> Stated exercise
Each line that holds the word "What" should be returned.
### Input rows
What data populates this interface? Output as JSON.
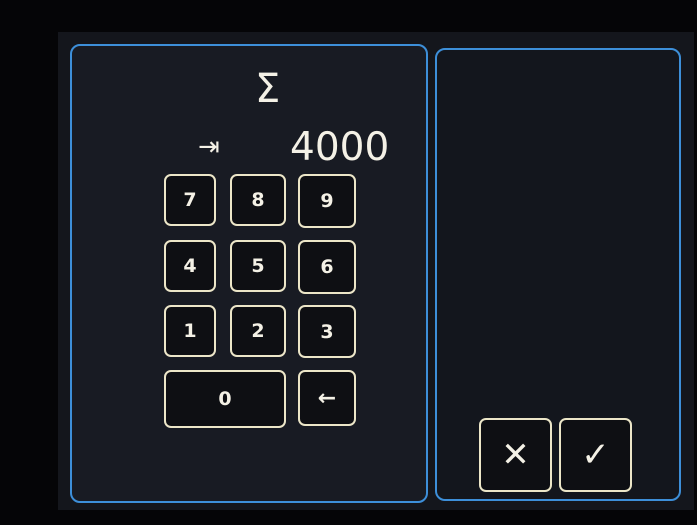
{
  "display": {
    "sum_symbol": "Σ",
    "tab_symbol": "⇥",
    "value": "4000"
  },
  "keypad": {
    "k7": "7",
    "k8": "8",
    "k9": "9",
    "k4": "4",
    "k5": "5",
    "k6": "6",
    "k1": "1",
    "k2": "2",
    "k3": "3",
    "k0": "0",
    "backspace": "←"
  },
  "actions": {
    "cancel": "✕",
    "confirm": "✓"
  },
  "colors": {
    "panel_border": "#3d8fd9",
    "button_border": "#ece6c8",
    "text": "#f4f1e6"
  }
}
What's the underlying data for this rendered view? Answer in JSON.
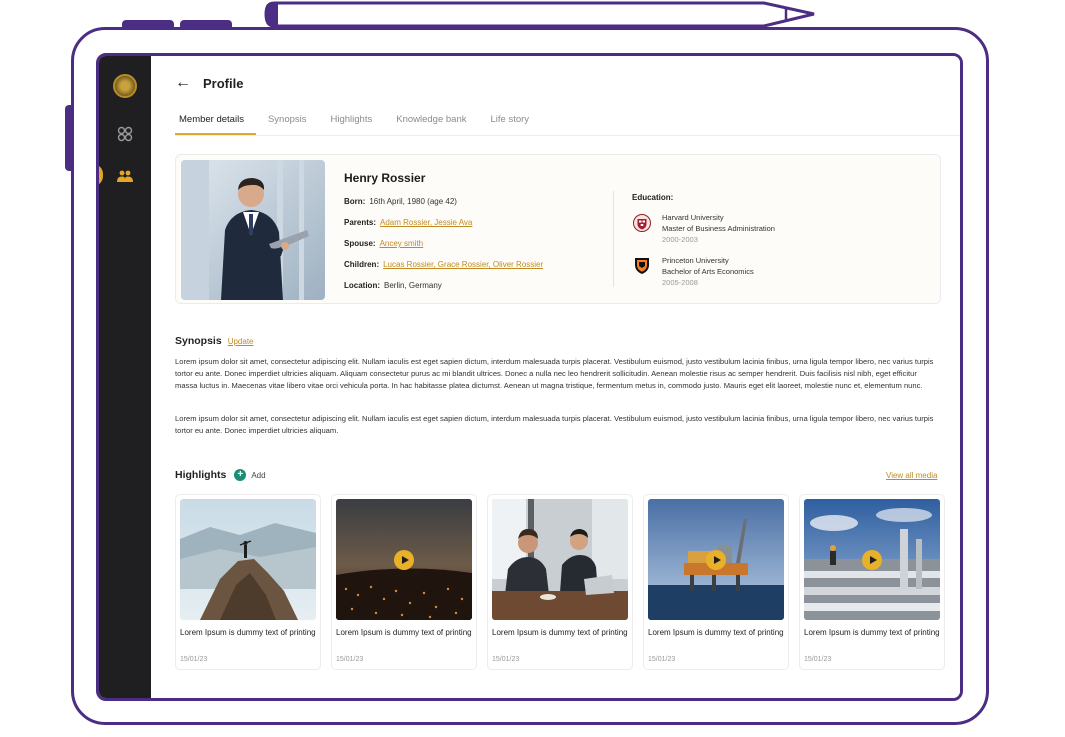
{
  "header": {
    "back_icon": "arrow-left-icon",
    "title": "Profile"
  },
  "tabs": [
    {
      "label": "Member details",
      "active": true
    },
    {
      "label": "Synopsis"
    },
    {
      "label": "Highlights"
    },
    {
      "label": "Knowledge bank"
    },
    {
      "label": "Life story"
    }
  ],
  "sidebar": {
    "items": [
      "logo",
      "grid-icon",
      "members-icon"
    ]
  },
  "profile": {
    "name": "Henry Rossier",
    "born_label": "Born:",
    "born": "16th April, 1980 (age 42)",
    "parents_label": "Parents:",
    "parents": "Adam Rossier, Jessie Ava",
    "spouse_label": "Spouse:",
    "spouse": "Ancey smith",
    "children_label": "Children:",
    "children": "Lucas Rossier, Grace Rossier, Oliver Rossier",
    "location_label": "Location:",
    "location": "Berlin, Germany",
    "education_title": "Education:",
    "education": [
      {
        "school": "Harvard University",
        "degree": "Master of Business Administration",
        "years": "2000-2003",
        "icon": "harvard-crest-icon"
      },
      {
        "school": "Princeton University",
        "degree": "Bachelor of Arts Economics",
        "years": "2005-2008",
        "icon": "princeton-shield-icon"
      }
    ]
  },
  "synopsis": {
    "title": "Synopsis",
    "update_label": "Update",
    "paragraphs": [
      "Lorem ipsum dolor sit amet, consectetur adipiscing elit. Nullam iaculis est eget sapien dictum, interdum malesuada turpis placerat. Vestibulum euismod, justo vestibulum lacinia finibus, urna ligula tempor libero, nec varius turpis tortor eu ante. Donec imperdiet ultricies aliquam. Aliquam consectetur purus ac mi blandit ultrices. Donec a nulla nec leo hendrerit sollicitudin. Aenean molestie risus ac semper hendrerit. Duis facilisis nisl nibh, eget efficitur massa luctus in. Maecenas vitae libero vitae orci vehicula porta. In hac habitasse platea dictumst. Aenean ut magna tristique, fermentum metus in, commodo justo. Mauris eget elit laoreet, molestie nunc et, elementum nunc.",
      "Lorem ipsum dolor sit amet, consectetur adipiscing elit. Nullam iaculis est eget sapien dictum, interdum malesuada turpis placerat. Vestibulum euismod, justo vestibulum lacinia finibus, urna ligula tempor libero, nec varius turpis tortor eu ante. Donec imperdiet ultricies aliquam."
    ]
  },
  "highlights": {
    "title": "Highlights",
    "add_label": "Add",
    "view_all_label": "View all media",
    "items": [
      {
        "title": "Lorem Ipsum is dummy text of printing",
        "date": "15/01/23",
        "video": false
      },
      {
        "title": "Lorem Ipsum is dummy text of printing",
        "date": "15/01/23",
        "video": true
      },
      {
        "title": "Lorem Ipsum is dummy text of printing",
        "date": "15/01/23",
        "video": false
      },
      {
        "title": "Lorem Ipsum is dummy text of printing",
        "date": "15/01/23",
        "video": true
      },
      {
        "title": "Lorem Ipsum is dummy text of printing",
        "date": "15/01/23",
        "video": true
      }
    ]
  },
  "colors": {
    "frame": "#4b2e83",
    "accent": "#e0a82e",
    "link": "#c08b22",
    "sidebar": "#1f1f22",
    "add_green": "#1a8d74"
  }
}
######
### Input rows
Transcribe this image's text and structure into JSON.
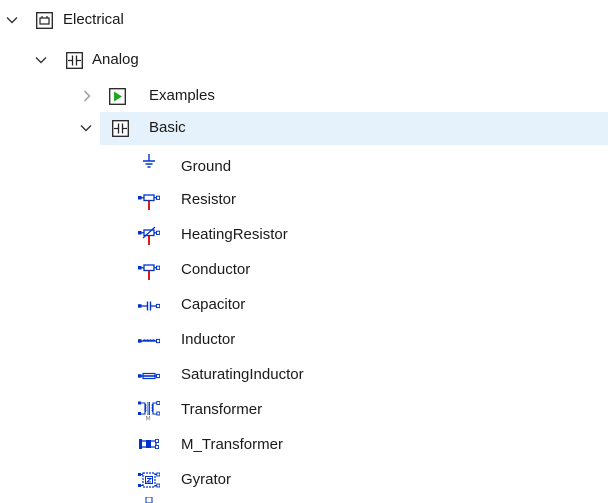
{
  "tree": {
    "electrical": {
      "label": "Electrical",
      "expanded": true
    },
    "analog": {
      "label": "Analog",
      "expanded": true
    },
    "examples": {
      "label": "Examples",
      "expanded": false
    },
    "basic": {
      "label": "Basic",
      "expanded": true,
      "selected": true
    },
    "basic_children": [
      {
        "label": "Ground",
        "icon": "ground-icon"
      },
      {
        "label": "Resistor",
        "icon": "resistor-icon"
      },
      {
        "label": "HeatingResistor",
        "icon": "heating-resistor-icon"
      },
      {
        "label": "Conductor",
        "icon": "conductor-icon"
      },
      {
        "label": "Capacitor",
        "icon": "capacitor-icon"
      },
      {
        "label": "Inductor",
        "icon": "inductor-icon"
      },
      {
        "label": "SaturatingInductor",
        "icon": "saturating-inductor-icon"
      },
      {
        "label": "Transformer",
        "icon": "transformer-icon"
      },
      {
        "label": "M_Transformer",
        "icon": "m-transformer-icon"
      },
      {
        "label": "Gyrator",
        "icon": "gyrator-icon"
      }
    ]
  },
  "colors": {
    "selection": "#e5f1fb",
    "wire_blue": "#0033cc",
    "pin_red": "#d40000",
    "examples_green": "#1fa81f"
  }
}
######
> Task response
What data populates this interface? Output as JSON.
What's the underlying data for this rendered view? Answer in JSON.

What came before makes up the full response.